▸ **Zadania do wykonania**
1. Wypisz w kolejności wystąpienia wszystkie liczby zapisane cyframi w tekście o feministkach i Partii Kobiet.
2. Poprowadź dalej tekst o feministkach i Partii Kobiet, zaczynając tuż po jego ostatnim zdaniu.

A jeżeli nawet nie da się pozamykać mężczyzn w więzieniach, to zawsze można wykorzystać wielki biznes do promowania swojej dyktatury. Nasza rodzima feministka o niemal męskim imieniu, pani Szczuka, w „Slajdzie – magazynie młodej kultury” (nr 38, luty 2009) narzeka jednak na nieudolność feministek w tym względzie: „feministki, w odróżnieniu od ekologów, nie mogą dogadać się z jakimś dużym biznesem, który da nam pieniądze na naszą działalność, a my w zamian będziemy głosić idee, które będą rozkręcały biznes. Poza producentami prezerwatyw albo pigułek antykoncepcyjnych”. Nie potrafiąc nachapać się, dogadując z wielkim biznesem, feminiskti korzyści materialne próbują czerpać przy pomocy lobbingu politycznego. „Trzeba zreformować państwo, żeby były środki na to, by kobiety [tj. feministyczny establishment – dopisek mój] wprowadzić do gospodarki oraz zapewnić im zabezpieczeńe [tj. gwarancje – dopisek mój] ekonomiczne i prawne”, pisze Gretkowska w „Tomie kultury” (nr 17, Empik, 2007). A ponieważ do niedawna partie w Polsce pozostawały względnie (w porównaniu z Zachodem czy Skandynawią) niemrawe w realizowaniu interesów feministycznych oficjelek, cztery lata temu postanowiły one założyć partię, na którą mogłyby głosować… wszystkie feministki. Partia Ekshibicjonistek, bo o niej mowa, posiada poparcie w granicach 0,5%, co odpowiada liczbie feministek w naszym kraju. Nic jednak dziwnego, że balansuje ono na granicy błędu statystycznego, skoro na konferencji prasowej z okazji założenia tej partii jej założycielka i liderka szczerze wyznała: „Partia Kobiet zapewne nie uzyska większości, żeby przejąć władzę. Zresztą nie powinna o to zabiegać”. Pytanie tylko, czy tymi słowami Gretkowska chciała dać wyraz swemu głębokiemu przekonaniu o nieudolności politycznej kobiet, czy bezpardonowo wyznać, że wykorzystuje naiwne smarkule z partyjnymi legitymacjami do promowania swojej osoby i rozkręcania sprzedaży własnych książek?

▸ **Podane pozycje**

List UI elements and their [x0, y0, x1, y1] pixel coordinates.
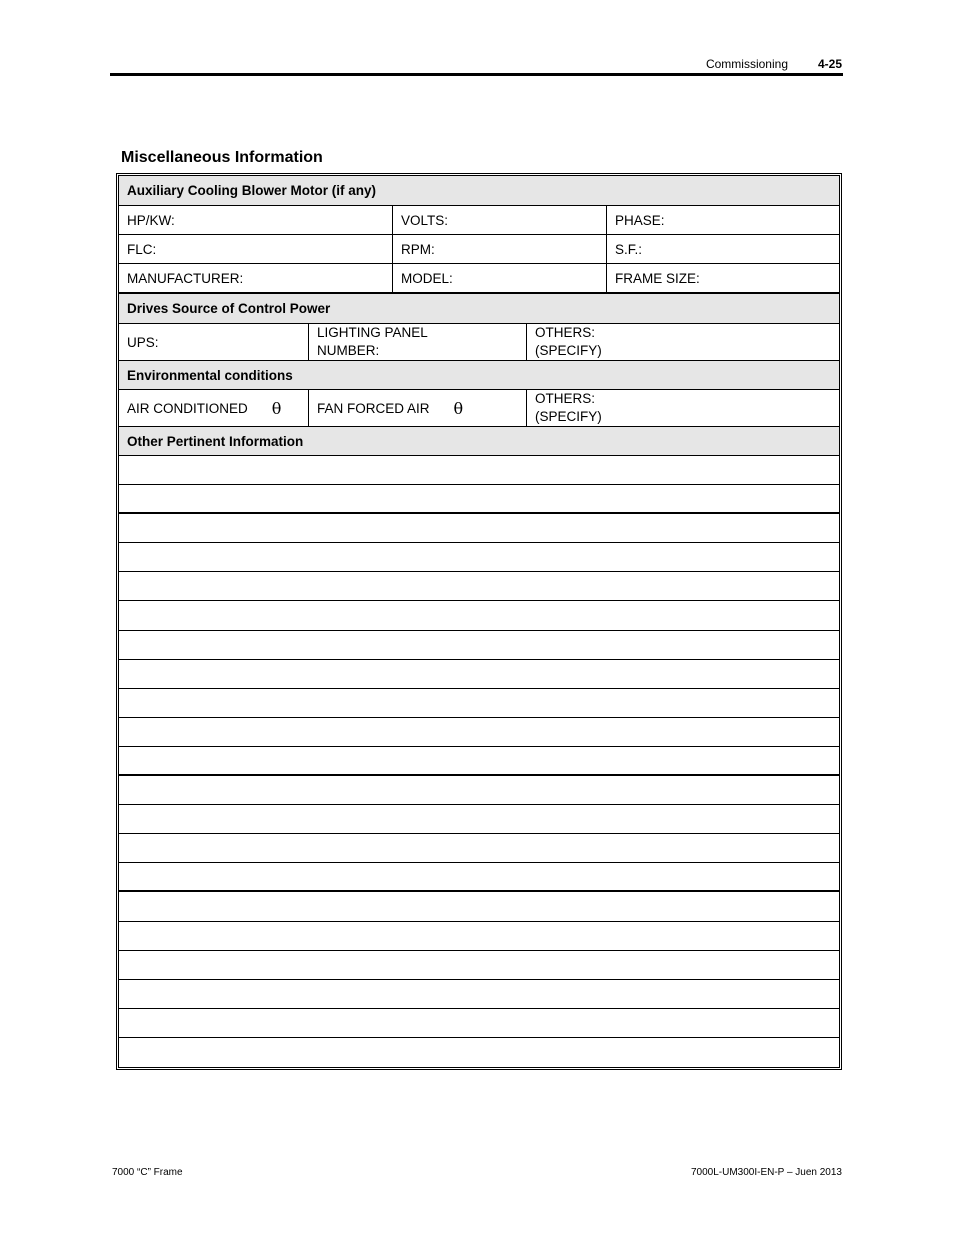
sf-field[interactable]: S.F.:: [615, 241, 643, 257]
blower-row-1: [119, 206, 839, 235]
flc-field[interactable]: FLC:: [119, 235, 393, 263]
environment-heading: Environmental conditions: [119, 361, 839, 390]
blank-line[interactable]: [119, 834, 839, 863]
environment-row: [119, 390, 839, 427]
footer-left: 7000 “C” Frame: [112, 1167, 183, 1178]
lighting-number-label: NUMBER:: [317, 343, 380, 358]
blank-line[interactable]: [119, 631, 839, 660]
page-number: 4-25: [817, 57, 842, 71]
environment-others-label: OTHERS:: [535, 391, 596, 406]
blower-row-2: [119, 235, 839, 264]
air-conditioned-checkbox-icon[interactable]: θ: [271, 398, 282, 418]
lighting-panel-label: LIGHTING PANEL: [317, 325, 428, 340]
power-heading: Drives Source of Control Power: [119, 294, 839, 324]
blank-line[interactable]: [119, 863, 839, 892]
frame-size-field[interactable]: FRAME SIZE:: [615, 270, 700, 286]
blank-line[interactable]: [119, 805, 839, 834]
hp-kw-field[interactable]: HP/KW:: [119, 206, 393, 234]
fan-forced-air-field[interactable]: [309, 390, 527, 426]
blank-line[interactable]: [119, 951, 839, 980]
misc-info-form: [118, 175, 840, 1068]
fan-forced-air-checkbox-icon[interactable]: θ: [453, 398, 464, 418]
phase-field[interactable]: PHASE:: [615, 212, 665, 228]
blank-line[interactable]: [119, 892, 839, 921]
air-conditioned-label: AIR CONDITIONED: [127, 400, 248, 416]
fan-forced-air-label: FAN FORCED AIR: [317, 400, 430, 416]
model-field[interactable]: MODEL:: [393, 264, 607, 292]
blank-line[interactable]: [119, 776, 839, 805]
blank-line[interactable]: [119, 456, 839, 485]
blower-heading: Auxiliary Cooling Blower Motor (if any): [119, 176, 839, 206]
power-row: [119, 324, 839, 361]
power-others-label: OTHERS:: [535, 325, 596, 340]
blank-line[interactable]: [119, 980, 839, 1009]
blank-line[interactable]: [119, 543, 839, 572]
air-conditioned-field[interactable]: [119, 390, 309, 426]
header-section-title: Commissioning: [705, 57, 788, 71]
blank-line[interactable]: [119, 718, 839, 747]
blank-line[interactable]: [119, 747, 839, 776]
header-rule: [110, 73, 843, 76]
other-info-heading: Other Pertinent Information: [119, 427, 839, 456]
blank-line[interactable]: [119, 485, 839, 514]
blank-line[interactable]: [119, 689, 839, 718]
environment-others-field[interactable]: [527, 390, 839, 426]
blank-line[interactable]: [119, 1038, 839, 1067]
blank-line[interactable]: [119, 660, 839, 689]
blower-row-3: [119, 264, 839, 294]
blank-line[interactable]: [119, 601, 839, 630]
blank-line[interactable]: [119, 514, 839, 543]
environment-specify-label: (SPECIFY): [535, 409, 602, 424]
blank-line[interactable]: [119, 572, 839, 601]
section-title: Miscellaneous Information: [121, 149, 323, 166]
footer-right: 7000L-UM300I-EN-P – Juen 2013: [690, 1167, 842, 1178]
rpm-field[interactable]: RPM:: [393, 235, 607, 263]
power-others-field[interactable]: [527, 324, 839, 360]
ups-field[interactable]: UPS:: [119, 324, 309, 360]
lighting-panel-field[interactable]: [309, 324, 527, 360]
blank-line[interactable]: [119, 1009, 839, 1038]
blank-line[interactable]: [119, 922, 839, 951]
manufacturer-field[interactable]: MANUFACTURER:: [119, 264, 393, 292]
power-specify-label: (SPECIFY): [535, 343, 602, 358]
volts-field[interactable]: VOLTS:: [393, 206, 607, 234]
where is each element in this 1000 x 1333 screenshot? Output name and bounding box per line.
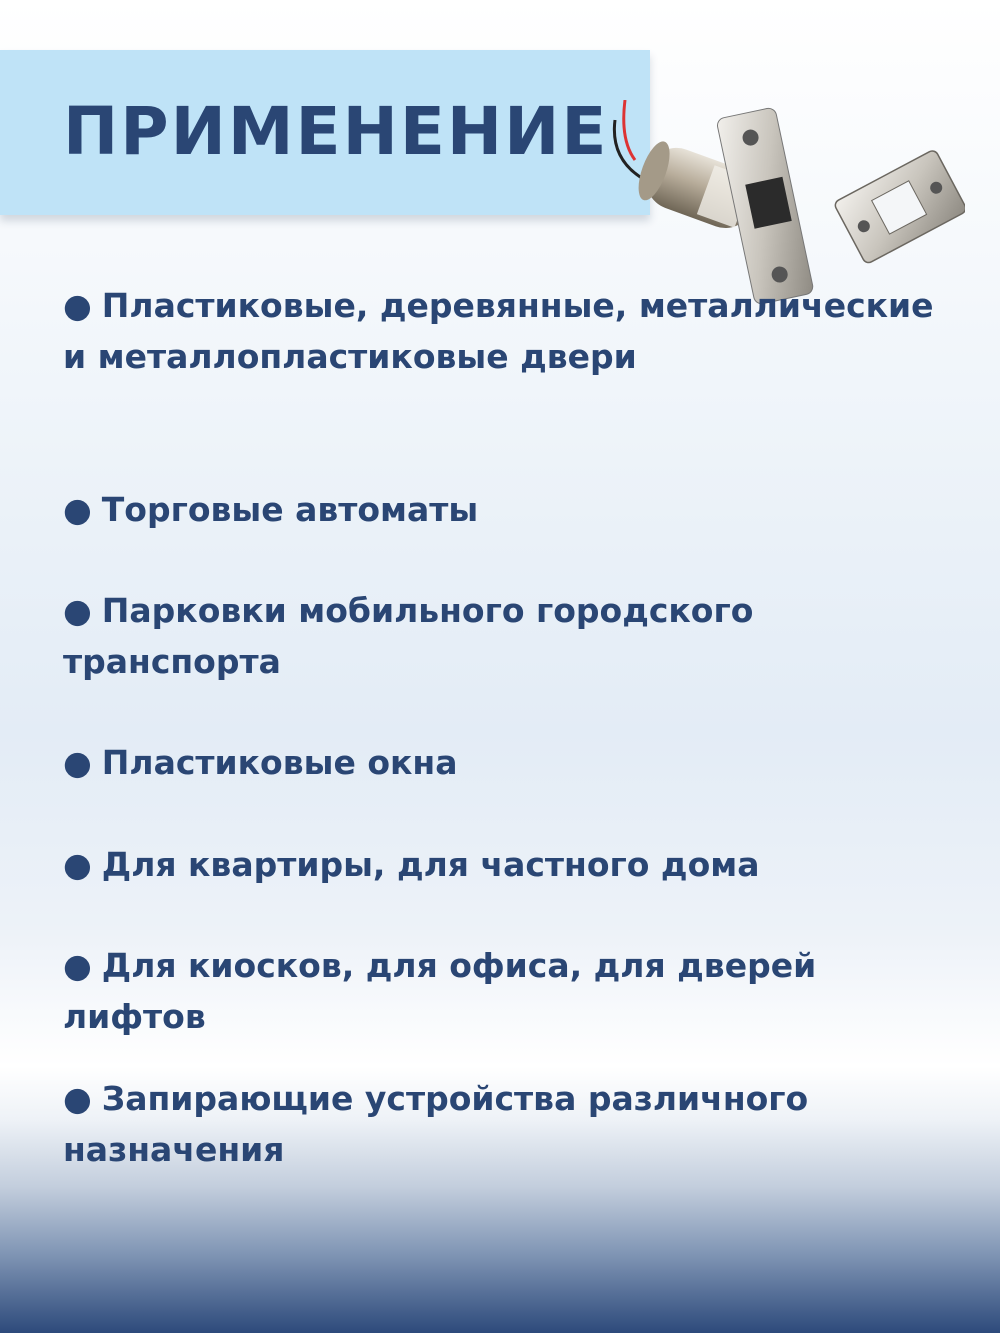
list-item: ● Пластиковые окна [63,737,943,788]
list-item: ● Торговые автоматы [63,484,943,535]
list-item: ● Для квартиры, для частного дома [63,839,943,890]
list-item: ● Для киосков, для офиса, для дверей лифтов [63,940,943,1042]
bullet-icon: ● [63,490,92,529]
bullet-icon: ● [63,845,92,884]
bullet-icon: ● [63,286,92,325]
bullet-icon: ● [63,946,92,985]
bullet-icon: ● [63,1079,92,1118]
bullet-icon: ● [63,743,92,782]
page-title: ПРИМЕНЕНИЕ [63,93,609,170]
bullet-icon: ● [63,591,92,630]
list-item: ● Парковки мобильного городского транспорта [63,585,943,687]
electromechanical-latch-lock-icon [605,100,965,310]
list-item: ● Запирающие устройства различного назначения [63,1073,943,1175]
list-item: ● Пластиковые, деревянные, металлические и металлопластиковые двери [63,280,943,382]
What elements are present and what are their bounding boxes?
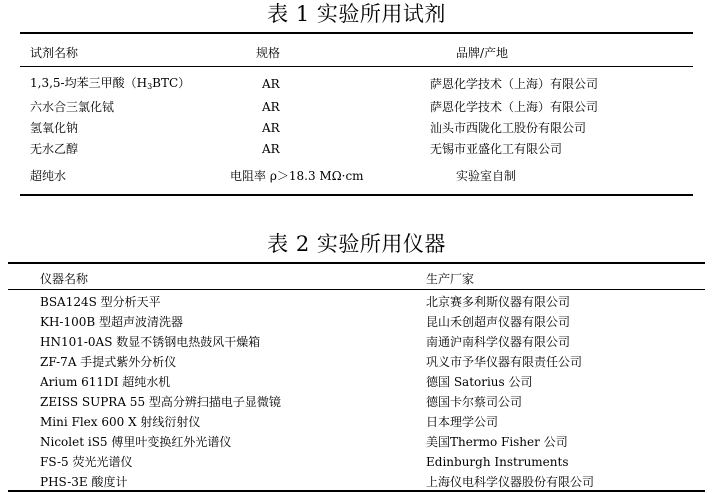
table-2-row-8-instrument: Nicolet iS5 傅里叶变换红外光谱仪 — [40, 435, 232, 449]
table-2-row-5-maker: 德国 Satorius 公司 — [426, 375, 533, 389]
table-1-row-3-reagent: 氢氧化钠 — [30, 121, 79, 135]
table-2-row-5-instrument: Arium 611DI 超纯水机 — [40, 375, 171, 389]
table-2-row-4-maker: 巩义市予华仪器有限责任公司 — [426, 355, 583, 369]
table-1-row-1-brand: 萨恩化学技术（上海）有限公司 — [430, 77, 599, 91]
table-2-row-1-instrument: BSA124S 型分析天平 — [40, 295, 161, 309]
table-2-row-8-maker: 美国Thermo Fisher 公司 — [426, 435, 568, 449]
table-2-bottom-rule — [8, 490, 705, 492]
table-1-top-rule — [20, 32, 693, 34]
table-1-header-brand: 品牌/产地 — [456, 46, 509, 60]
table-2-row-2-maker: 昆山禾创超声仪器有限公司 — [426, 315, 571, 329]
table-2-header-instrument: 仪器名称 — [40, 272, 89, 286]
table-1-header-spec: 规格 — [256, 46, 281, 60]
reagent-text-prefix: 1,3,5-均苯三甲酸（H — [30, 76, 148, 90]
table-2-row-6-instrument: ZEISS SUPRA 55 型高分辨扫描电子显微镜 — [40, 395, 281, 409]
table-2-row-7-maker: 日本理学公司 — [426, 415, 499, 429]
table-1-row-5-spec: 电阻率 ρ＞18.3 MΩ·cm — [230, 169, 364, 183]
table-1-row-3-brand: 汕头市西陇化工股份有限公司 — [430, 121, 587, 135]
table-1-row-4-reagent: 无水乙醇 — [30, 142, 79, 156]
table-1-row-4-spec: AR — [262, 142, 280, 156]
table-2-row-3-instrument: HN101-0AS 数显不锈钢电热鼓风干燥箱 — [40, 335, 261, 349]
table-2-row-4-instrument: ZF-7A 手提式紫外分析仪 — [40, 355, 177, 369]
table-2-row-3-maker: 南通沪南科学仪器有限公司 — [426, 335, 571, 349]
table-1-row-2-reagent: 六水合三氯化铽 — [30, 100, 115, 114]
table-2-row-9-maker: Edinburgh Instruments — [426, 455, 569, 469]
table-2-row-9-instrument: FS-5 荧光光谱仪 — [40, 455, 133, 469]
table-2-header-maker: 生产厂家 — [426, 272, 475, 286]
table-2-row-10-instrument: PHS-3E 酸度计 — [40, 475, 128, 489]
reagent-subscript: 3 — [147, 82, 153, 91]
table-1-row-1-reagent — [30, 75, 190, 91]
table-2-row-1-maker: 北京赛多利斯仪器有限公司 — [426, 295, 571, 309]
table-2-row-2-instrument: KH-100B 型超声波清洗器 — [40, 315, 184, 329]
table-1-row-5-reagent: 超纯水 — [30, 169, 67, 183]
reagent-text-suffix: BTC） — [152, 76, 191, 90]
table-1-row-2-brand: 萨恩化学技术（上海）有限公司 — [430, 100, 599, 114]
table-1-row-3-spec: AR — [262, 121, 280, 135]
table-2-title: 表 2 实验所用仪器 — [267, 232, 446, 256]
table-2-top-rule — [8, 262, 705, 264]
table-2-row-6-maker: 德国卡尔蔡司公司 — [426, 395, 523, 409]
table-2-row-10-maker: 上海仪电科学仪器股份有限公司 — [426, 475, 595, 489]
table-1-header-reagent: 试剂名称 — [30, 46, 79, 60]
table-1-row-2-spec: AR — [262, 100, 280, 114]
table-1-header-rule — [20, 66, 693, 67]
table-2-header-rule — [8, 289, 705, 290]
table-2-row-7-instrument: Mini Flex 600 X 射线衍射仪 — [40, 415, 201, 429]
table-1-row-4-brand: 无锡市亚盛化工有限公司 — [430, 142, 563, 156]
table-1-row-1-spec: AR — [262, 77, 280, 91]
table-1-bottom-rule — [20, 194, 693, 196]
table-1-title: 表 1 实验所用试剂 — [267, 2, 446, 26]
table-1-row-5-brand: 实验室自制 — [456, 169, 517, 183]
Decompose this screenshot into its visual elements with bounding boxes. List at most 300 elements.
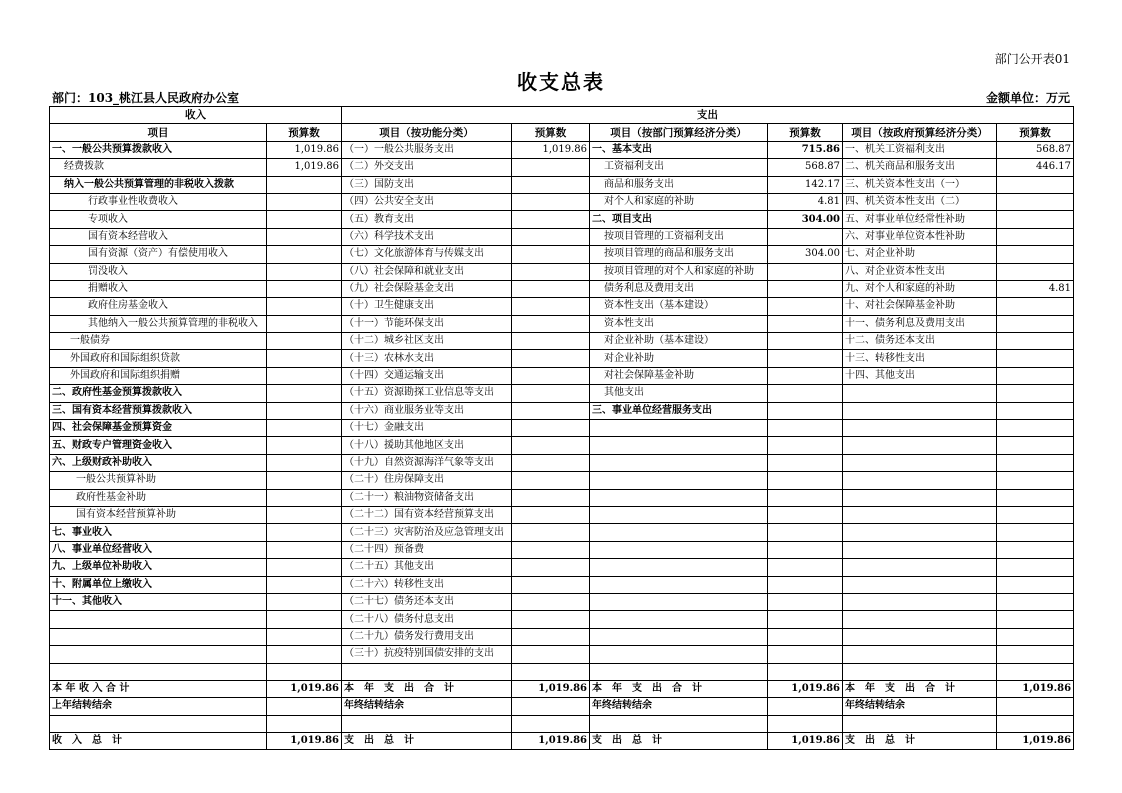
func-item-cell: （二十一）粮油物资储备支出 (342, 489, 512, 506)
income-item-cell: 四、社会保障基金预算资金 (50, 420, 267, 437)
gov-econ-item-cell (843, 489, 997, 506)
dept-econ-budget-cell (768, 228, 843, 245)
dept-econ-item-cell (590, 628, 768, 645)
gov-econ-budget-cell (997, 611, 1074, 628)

▸ **Odpowiedzi po kolei**
1. 38, 2009, 17, 2007, 0,5%

2.
Rozważania nad stosunkiem feministek do walki klasowo-płciowej zakończmy jakże inteligentnym stwierdzeniem Catharine A. MacKinnon („Siostra Francisa Biddle-a: Pornografia, prawa obywatelskie i wolność słowa”, 1984, str. 193): „Jesteśmy obnażone z autorytetu, zredukowane, zdewaluowane i uciszane. Uciszanie znaczy tu, że cele pierwszej poprawki [do konstytucji USA – dopisek mój], ustanowionej dla ochrony wolności słowa, nie są realizowane w stosunku do kobiety. Nawet jeśli może ona formułować słowa, kto słucha kobiety z penisem w ustach?”. Zdaniem pani MacKinnon, pornografia gwałci (chyba dosłownie…?) prawo kobiety do wolnego wypowiadania się, ponieważ z penisem w ustach nie da się mówić… Niewątpliwie pani MacKinnon skorzystałaby na jak najczęstszym uprawianiu miłości oralnej, aby jak najrzadziej się wypowiadać, uzewnętrzniając swoje obłąkańcze myśli…

Skoro już jesteśmy przy seksie, przejdźmy do kolejnego z najbardziej ulubionych przez feministki tematów: gwałtu i pornografii, która zdaniem większości feministek, jest z nim równoznaczna.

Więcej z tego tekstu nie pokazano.